Aim -> Print the complete set of entries exactly.
####################
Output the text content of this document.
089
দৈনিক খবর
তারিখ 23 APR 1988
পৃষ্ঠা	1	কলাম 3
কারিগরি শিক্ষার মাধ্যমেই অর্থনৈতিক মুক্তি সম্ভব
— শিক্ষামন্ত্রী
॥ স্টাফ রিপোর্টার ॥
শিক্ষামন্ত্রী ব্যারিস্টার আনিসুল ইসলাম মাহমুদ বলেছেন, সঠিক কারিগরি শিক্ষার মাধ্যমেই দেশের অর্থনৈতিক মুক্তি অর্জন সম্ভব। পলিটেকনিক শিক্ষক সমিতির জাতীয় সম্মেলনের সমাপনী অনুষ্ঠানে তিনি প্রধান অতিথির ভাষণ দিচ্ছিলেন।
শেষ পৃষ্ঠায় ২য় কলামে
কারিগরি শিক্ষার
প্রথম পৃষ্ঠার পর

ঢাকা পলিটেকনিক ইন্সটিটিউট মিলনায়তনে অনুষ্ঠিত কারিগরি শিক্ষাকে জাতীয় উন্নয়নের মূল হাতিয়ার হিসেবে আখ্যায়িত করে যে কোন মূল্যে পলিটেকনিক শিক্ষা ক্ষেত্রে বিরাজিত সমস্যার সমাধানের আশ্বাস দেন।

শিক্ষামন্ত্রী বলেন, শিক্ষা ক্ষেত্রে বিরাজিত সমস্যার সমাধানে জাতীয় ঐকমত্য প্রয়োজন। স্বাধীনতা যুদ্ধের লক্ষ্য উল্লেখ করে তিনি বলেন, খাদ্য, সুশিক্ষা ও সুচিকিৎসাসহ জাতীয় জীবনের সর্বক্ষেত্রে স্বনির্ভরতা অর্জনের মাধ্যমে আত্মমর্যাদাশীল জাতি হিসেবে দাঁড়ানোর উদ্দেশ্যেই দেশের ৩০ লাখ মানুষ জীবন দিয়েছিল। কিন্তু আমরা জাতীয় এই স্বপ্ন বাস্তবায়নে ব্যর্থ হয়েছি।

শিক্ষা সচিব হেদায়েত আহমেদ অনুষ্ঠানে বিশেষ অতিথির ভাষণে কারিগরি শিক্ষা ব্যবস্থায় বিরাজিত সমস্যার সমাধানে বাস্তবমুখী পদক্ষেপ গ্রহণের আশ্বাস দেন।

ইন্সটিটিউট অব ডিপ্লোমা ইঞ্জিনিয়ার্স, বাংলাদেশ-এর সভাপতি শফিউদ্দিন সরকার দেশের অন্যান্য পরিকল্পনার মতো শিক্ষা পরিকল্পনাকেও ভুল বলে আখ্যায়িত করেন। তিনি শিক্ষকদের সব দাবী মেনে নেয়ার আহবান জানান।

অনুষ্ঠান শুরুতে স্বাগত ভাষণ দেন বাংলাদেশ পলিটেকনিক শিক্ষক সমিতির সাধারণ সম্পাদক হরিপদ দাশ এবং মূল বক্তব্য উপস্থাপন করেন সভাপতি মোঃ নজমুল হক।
####################
Expected answer ->
Output the text content of this document.
089
দৈনিক খবর
তারিখ 23 APR 1988
পৃষ্ঠা	1	কলাম 3
কারিগরি শিক্ষার মাধ্যমেই অর্থনৈতিক মুক্তি সম্ভব
— শিক্ষামন্ত্রী
॥ স্টাফ রিপোর্টার ॥
শিক্ষামন্ত্রী ব্যারিস্টার আনিসুল ইসলাম মাহমুদ বলেছেন, সঠিক কারিগরি শিক্ষার মাধ্যমেই দেশের অর্থনৈতিক মুক্তি অর্জন সম্ভব। পলিটেকনিক শিক্ষক সমিতির জাতীয় সম্মেলনের সমাপনী অনুষ্ঠানে তিনি প্রধান অতিথির ভাষণ দিচ্ছিলেন।
শেষ পৃষ্ঠায় ২য় কলামে
কারিগরি শিক্ষার
প্রথম পৃষ্ঠার পর

ঢাকা পলিটেকনিক ইন্সটিটিউট মিলনায়তনে অনুষ্ঠিত কারিগরি শিক্ষাকে জাতীয় উন্নয়নের মূল হাতিয়ার হিসেবে আখ্যায়িত করে যে কোন মূল্যে পলিটেকনিক শিক্ষা ক্ষেত্রে বিরাজিত সমস্যার সমাধানের আশ্বাস দেন।

শিক্ষামন্ত্রী বলেন, শিক্ষা ক্ষেত্রে বিরাজিত সমস্যার সমাধানে জাতীয় ঐকমত্য প্রয়োজন। স্বাধীনতা যুদ্ধের লক্ষ্য উল্লেখ করে তিনি বলেন, খাদ্য, সুশিক্ষা ও সুচিকিৎসাসহ জাতীয় জীবনের সর্বক্ষেত্রে স্বনির্ভরতা অর্জনের মাধ্যমে আত্মমর্যাদাশীল জাতি হিসেবে দাঁড়ানোর উদ্দেশ্যেই দেশের ৩০ লাখ মানুষ জীবন দিয়েছিল। কিন্তু আমরা জাতীয় এই স্বপ্ন বাস্তবায়নে ব্যর্থ হয়েছি।

শিক্ষা সচিব হেদায়েত আহমেদ অনুষ্ঠানে বিশেষ অতিথির ভাষণে কারিগরি শিক্ষা ব্যবস্থায় বিরাজিত সমস্যার সমাধানে বাস্তবমুখী পদক্ষেপ গ্রহণের আশ্বাস দেন।

ইন্সটিটিউট অব ডিপ্লোমা ইঞ্জিনিয়ার্স, বাংলাদেশ-এর সভাপতি শফিউদ্দিন সরকার দেশের অন্যান্য পরিকল্পনার মতো শিক্ষা পরিকল্পনাকেও ভুল বলে আখ্যায়িত করেন। তিনি শিক্ষকদের সব দাবী মেনে নেয়ার আহবান জানান।

অনুষ্ঠান শুরুতে স্বাগত ভাষণ দেন বাংলাদেশ পলিটেকনিক শিক্ষক সমিতির সাধারণ সম্পাদক হরিপদ দাশ এবং মূল বক্তব্য উপস্থাপন করেন সভাপতি মোঃ নজমুল হক।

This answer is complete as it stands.